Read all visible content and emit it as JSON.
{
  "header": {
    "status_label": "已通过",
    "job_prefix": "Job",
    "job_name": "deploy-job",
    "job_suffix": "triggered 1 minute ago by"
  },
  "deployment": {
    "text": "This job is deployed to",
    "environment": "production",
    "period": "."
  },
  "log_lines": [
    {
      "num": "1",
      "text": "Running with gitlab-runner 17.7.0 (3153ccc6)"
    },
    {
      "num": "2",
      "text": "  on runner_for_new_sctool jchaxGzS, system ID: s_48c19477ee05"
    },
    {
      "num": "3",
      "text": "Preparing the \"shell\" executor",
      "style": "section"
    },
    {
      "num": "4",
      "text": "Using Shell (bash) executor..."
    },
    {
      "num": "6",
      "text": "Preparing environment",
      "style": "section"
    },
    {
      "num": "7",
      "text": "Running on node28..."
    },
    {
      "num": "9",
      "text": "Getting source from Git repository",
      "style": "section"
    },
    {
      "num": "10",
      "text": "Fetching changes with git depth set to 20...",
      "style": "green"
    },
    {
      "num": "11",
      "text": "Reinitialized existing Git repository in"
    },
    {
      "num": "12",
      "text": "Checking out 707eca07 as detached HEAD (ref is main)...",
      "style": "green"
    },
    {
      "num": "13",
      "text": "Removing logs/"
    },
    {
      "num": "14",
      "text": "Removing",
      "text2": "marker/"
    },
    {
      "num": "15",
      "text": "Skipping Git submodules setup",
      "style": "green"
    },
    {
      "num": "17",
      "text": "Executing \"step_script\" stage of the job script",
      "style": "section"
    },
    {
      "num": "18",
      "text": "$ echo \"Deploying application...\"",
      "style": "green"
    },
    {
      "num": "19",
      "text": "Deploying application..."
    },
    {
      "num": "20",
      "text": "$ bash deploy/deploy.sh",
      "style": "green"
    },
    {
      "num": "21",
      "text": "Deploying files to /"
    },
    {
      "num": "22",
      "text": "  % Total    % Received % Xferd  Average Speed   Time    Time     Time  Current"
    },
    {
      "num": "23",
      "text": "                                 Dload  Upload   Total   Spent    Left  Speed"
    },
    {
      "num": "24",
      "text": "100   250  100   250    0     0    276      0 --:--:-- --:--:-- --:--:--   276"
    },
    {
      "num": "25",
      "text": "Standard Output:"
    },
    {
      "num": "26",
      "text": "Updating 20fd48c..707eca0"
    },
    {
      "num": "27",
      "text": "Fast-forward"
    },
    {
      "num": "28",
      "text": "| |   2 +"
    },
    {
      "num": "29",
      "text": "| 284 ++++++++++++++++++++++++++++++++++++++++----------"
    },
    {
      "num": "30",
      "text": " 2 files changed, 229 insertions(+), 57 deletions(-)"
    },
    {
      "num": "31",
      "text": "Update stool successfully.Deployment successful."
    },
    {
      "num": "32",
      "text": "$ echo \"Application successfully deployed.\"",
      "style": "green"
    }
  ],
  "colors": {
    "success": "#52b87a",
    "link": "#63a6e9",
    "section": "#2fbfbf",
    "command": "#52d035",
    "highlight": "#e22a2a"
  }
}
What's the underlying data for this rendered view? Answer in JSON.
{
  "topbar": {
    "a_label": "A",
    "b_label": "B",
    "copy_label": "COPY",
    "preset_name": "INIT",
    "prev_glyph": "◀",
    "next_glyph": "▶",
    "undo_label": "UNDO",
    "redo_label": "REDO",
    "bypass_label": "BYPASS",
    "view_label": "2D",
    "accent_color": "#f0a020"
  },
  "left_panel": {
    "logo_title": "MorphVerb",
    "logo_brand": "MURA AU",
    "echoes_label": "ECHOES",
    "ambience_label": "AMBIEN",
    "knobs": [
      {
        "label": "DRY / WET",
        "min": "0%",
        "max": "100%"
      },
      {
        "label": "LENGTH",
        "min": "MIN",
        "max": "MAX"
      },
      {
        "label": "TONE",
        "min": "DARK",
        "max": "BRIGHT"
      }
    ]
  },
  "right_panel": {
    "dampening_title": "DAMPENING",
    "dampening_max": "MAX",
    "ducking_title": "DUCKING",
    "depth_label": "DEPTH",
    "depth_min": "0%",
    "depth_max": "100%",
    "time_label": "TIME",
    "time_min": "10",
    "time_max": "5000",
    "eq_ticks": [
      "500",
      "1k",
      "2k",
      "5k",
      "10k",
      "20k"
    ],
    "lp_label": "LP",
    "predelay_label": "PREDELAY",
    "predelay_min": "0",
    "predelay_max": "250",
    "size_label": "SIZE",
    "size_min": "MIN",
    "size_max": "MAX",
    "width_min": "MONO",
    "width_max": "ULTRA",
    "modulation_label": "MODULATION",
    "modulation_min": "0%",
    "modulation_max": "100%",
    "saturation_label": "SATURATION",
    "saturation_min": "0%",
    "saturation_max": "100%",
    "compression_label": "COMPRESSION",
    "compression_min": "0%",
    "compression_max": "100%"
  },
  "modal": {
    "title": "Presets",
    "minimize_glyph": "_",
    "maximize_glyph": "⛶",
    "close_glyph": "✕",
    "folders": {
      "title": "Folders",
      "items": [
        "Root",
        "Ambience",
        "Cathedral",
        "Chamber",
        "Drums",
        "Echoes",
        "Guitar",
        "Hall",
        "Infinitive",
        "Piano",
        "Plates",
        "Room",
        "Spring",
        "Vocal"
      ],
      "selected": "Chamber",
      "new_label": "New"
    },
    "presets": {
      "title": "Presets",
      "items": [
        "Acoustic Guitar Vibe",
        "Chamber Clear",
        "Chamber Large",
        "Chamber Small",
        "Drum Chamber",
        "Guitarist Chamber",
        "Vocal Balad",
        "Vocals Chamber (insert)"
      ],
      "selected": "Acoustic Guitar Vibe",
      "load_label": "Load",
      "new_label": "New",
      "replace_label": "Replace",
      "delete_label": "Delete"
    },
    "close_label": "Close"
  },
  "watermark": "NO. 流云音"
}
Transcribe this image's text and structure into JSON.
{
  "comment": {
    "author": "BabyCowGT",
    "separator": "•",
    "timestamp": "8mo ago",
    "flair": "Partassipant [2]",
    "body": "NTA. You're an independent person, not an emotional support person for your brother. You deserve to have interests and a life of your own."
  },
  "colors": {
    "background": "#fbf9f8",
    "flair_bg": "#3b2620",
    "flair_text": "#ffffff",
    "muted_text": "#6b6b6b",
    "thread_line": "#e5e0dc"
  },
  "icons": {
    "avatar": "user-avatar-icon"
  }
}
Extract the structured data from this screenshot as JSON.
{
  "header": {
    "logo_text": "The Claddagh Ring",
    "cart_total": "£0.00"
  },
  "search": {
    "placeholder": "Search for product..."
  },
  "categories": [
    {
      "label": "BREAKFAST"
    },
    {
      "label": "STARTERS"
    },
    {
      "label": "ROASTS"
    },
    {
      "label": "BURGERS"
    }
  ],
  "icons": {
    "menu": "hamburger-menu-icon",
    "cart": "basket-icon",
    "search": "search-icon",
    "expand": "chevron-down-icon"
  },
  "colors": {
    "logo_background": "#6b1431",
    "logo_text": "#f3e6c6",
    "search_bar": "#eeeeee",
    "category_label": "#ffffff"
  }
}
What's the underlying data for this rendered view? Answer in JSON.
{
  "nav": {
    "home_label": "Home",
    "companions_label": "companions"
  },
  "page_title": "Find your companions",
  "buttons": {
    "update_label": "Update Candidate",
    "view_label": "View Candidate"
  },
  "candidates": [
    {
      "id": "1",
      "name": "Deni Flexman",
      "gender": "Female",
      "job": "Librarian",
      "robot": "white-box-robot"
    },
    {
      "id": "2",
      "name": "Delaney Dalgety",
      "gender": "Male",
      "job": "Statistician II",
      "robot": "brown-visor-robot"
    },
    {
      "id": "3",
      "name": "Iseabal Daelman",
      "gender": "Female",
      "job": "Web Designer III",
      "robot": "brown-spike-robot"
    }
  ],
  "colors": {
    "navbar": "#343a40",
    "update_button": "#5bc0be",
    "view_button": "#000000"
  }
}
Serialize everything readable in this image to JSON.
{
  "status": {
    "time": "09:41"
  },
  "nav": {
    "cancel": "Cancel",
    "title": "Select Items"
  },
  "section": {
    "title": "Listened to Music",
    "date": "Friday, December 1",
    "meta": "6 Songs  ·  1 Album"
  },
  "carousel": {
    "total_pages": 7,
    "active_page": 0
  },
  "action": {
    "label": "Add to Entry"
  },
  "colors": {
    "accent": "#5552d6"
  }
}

- - - - - - -

:: Your task ::
Gather each line of the records holding the string "companions".

:: Response for this exercise ::
    "companions_label": "companions"
  "page_title": "Find your companions",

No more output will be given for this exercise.